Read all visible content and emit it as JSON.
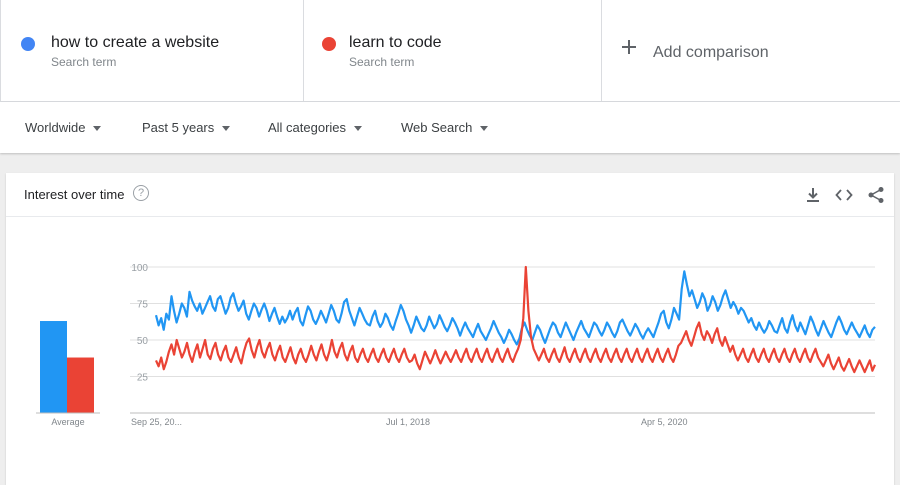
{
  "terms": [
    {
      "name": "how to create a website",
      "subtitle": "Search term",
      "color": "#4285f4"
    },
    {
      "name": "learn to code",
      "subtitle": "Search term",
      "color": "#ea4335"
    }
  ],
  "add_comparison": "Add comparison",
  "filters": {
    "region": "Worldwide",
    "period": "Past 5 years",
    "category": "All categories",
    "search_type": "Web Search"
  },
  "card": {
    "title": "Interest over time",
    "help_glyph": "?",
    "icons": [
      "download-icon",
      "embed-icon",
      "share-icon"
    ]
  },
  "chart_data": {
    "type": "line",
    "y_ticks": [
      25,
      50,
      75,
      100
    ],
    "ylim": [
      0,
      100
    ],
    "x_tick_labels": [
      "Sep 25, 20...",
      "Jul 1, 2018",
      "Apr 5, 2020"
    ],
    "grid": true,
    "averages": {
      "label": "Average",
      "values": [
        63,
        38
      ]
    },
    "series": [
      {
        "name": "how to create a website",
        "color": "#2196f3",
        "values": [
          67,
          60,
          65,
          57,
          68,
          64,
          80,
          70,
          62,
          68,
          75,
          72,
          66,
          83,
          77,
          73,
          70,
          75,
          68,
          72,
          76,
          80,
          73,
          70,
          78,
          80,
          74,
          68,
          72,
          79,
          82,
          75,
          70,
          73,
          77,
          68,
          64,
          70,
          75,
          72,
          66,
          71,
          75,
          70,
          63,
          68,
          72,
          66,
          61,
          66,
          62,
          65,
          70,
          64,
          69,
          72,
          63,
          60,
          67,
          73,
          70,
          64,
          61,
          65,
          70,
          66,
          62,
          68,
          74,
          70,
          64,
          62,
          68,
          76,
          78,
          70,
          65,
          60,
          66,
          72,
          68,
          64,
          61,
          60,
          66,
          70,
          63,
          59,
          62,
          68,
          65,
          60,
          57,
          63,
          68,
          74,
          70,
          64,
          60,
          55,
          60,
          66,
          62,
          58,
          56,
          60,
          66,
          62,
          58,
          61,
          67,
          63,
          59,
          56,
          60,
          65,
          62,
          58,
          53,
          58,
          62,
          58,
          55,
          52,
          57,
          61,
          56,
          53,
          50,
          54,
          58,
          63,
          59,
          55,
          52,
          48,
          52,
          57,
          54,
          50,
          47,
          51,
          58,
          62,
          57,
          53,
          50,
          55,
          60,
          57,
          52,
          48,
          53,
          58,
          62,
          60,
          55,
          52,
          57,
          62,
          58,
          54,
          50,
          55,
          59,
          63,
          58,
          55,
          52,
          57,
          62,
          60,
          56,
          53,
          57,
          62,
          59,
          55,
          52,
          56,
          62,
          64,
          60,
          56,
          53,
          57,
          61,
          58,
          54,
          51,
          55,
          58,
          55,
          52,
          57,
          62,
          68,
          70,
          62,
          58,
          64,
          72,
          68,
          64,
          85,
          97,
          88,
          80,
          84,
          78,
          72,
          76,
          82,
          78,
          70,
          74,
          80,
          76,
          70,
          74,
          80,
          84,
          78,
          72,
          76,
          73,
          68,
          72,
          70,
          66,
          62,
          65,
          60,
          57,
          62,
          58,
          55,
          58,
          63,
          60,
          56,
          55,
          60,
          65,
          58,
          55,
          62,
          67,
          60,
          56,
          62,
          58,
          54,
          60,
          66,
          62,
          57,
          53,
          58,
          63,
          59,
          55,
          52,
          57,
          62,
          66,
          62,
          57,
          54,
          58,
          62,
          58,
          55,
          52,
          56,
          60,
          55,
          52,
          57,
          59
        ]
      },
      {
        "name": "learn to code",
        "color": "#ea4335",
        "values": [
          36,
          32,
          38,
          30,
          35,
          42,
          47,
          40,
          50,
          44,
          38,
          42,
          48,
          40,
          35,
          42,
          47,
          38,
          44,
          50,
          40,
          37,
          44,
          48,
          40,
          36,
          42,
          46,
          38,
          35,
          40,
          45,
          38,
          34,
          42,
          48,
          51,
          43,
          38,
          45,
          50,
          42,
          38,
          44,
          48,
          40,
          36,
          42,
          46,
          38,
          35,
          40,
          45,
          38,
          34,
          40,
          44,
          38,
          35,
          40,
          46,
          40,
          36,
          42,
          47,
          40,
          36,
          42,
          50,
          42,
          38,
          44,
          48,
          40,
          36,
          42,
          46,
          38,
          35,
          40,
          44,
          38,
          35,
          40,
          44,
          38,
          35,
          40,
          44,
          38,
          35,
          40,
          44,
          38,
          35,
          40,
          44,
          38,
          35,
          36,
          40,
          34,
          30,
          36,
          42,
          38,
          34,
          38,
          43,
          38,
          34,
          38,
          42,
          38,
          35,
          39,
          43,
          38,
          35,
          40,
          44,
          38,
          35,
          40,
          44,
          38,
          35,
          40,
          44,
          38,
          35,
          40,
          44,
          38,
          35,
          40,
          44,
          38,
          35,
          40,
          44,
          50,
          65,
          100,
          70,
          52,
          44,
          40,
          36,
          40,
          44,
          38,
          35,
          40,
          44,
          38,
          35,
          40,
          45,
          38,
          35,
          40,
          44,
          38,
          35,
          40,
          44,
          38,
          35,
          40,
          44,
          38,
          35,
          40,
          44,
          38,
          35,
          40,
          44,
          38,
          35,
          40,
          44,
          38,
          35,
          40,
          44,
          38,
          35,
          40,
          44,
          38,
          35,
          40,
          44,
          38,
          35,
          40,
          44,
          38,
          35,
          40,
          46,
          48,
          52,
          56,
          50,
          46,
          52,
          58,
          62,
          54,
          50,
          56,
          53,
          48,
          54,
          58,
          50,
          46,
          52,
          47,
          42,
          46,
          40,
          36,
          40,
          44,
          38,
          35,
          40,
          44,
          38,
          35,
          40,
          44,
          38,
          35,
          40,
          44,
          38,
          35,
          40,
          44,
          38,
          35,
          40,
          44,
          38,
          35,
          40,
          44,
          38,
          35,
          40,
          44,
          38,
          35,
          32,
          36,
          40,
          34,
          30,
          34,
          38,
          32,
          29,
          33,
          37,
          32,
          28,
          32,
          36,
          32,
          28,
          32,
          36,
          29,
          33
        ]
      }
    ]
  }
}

○ ○ ○ ○

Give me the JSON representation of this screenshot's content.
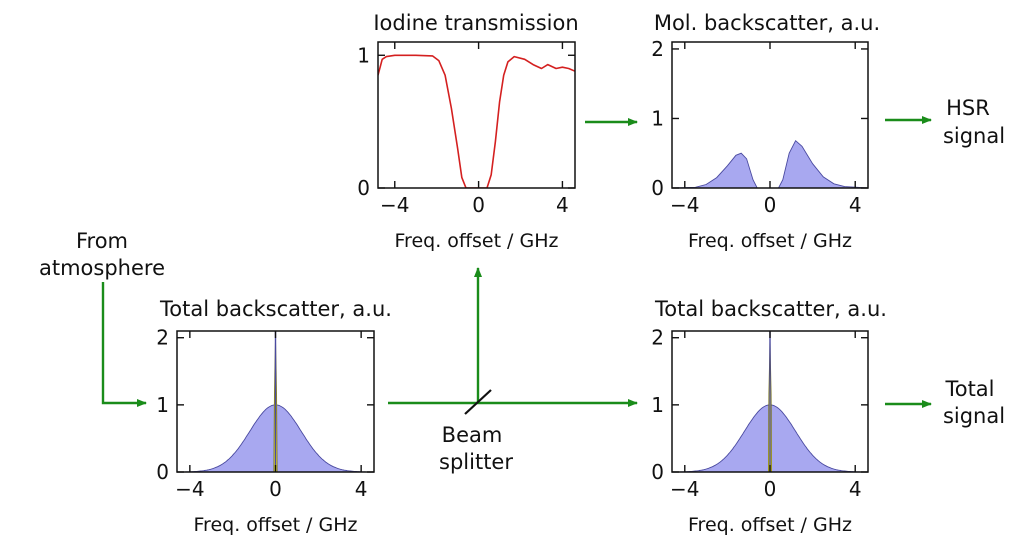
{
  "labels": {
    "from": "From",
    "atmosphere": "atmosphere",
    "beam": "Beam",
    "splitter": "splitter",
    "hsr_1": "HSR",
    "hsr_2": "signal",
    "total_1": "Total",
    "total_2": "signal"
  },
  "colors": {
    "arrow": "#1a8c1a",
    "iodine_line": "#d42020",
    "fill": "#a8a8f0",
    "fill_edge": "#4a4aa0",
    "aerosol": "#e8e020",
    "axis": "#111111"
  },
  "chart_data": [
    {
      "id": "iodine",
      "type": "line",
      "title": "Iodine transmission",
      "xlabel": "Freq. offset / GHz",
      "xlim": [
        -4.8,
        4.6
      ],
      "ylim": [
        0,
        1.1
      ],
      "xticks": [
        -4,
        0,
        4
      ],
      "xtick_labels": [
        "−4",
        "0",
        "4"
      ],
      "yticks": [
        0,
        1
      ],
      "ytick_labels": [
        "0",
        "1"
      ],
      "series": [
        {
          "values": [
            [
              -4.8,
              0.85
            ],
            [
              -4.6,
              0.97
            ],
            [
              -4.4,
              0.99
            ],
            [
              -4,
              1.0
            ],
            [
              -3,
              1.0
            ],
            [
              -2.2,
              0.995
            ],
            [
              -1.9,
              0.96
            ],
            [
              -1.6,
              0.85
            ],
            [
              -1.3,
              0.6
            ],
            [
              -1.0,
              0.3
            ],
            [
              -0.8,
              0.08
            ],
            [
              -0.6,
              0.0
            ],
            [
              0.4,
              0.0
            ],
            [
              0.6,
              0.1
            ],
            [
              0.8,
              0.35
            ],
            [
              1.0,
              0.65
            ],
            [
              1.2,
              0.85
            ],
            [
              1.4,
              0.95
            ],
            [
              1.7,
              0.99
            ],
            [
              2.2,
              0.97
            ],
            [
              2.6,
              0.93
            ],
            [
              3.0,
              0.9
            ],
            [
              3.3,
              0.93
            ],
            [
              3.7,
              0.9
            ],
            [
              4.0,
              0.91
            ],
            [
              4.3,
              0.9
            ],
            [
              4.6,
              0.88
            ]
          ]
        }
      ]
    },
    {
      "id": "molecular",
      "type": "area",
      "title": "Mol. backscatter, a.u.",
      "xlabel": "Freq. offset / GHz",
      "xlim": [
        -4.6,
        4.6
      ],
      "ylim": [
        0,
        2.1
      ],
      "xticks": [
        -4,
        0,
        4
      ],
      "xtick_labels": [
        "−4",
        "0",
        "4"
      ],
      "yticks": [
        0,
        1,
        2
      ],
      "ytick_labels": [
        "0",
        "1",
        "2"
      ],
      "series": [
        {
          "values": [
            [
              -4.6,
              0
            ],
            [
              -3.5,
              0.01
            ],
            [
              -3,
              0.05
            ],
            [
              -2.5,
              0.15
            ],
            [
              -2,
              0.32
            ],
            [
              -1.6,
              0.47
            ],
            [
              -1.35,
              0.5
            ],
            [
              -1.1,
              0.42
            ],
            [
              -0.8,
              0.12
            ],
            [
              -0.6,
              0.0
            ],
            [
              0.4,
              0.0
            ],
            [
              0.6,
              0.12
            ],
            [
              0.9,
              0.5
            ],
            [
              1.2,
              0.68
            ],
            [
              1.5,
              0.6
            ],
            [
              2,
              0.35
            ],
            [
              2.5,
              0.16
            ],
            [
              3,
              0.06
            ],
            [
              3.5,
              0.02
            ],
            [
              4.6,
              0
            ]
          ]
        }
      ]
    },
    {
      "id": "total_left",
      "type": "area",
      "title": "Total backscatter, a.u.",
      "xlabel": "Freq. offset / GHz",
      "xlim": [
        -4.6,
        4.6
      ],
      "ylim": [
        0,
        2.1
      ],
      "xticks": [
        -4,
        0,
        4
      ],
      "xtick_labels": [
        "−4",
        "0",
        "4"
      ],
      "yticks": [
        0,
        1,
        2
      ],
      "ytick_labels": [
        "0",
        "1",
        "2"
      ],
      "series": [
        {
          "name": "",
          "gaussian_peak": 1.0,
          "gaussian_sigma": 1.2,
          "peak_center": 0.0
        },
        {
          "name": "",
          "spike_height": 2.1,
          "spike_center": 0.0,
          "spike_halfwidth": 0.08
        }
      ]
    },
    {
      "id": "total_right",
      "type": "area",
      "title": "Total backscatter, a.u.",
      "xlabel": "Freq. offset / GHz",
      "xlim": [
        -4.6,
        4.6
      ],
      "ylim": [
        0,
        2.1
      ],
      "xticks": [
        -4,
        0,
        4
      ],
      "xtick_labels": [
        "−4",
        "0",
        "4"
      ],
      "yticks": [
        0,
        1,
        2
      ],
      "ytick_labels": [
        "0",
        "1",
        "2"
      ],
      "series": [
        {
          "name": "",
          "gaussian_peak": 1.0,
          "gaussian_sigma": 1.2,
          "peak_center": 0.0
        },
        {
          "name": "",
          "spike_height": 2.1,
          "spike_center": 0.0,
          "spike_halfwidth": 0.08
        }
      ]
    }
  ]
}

○ ○ ○ ○

→ **Required task**
Count every line of the records that holds "create". State the number, nothing else.

→ **Solved problem**
2